**GIVEN EXERCISE**
Copy all lines below exactly as written. Leave pictures out.

**THE INPUT**
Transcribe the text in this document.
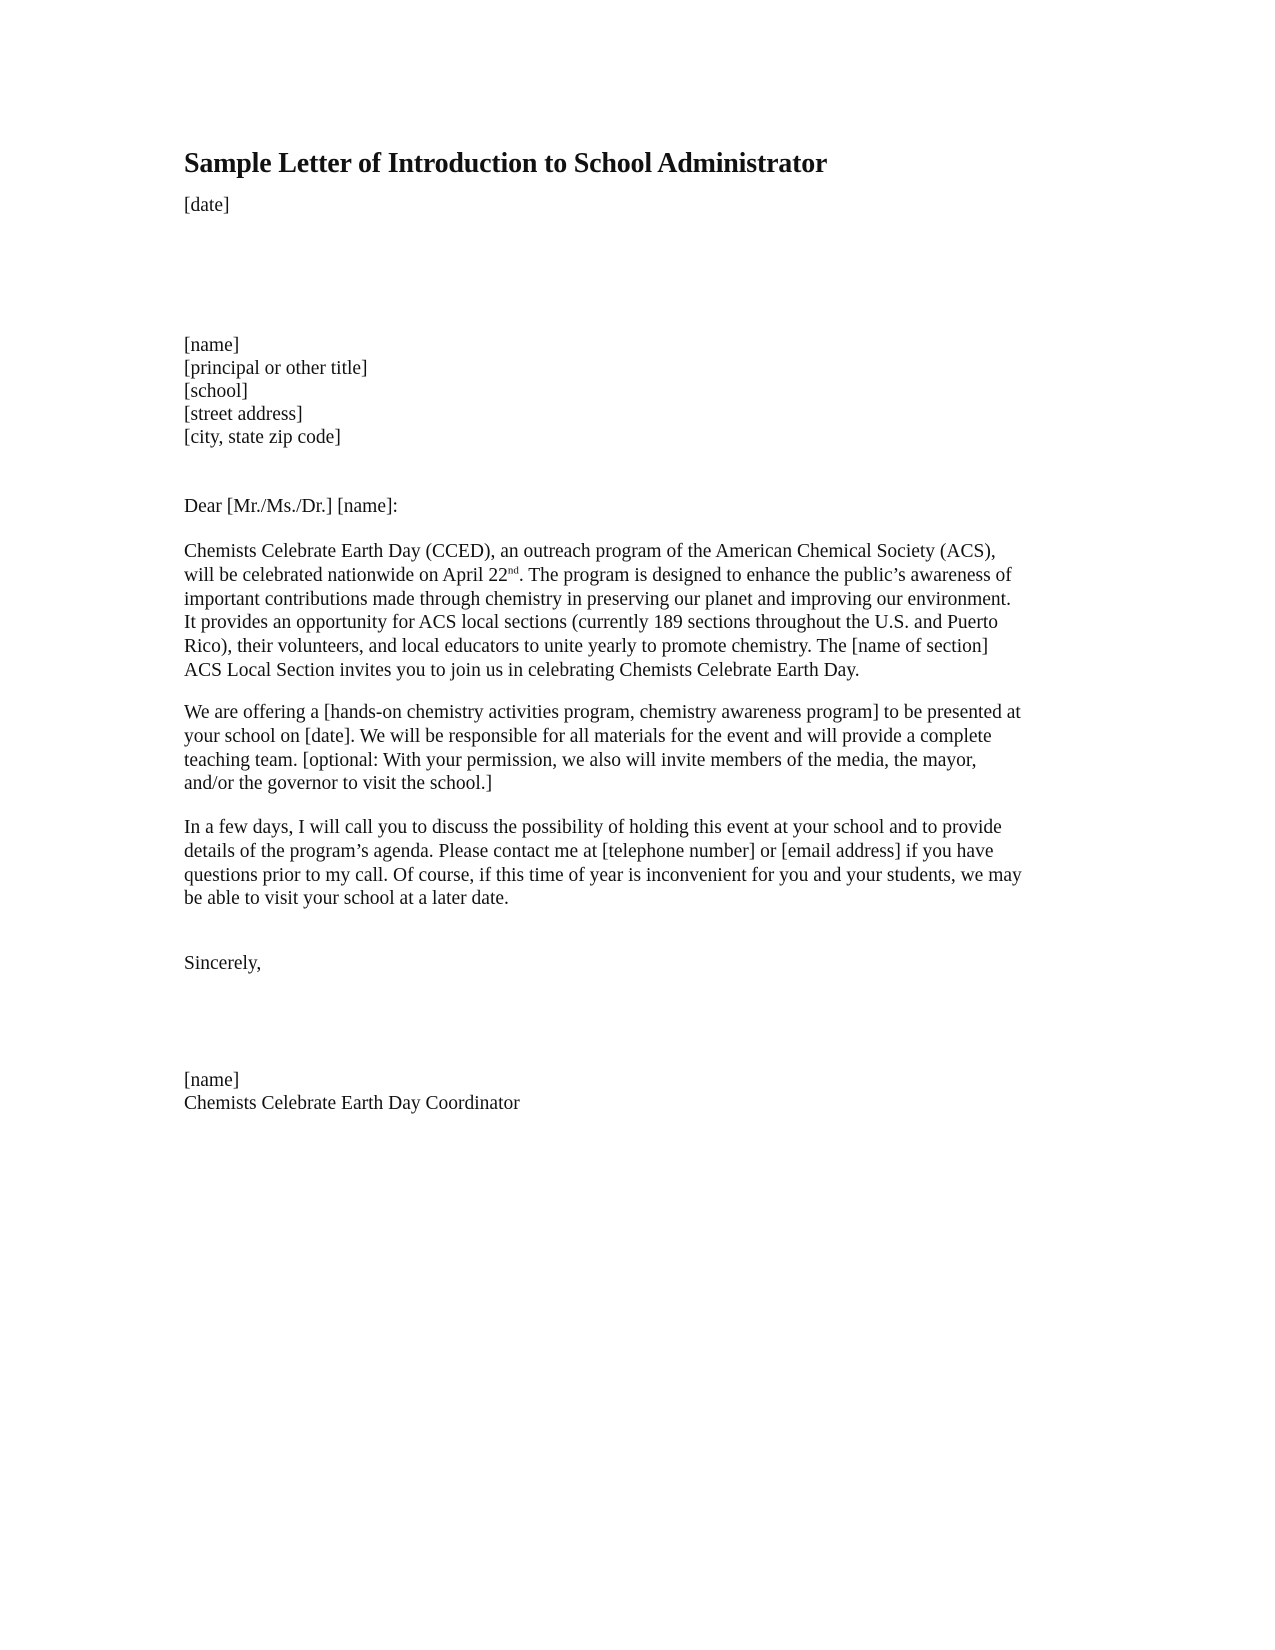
Sample Letter of Introduction to School Administrator
[date]
[name]
[principal or other title]
[school]
[street address]
[city, state zip code]
Dear [Mr./Ms./Dr.] [name]:
Chemists Celebrate Earth Day (CCED), an outreach program of the American Chemical Society (ACS),
will be celebrated nationwide on April 22nd. The program is designed to enhance the public’s awareness of
important contributions made through chemistry in preserving our planet and improving our environment.
It provides an opportunity for ACS local sections (currently 189 sections throughout the U.S. and Puerto
Rico), their volunteers, and local educators to unite yearly to promote chemistry. The [name of section]
ACS Local Section invites you to join us in celebrating Chemists Celebrate Earth Day.
We are offering a [hands-on chemistry activities program, chemistry awareness program] to be presented at
your school on [date]. We will be responsible for all materials for the event and will provide a complete
teaching team. [optional: With your permission, we also will invite members of the media, the mayor,
and/or the governor to visit the school.]
In a few days, I will call you to discuss the possibility of holding this event at your school and to provide
details of the program’s agenda. Please contact me at [telephone number] or [email address] if you have
questions prior to my call. Of course, if this time of year is inconvenient for you and your students, we may
be able to visit your school at a later date.
Sincerely,
[name]
Chemists Celebrate Earth Day Coordinator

**SOLUTION TO THE PROBLEM**
Transcribe the text in this document.
Sample Letter of Introduction to School Administrator
[date]
[name]
[principal or other title]
[school]
[street address]
[city, state zip code]
Dear [Mr./Ms./Dr.] [name]:
Chemists Celebrate Earth Day (CCED), an outreach program of the American Chemical Society (ACS),
will be celebrated nationwide on April 22nd. The program is designed to enhance the public’s awareness of
important contributions made through chemistry in preserving our planet and improving our environment.
It provides an opportunity for ACS local sections (currently 189 sections throughout the U.S. and Puerto
Rico), their volunteers, and local educators to unite yearly to promote chemistry. The [name of section]
ACS Local Section invites you to join us in celebrating Chemists Celebrate Earth Day.
We are offering a [hands-on chemistry activities program, chemistry awareness program] to be presented at
your school on [date]. We will be responsible for all materials for the event and will provide a complete
teaching team. [optional: With your permission, we also will invite members of the media, the mayor,
and/or the governor to visit the school.]
In a few days, I will call you to discuss the possibility of holding this event at your school and to provide
details of the program’s agenda. Please contact me at [telephone number] or [email address] if you have
questions prior to my call. Of course, if this time of year is inconvenient for you and your students, we may
be able to visit your school at a later date.
Sincerely,
[name]
Chemists Celebrate Earth Day Coordinator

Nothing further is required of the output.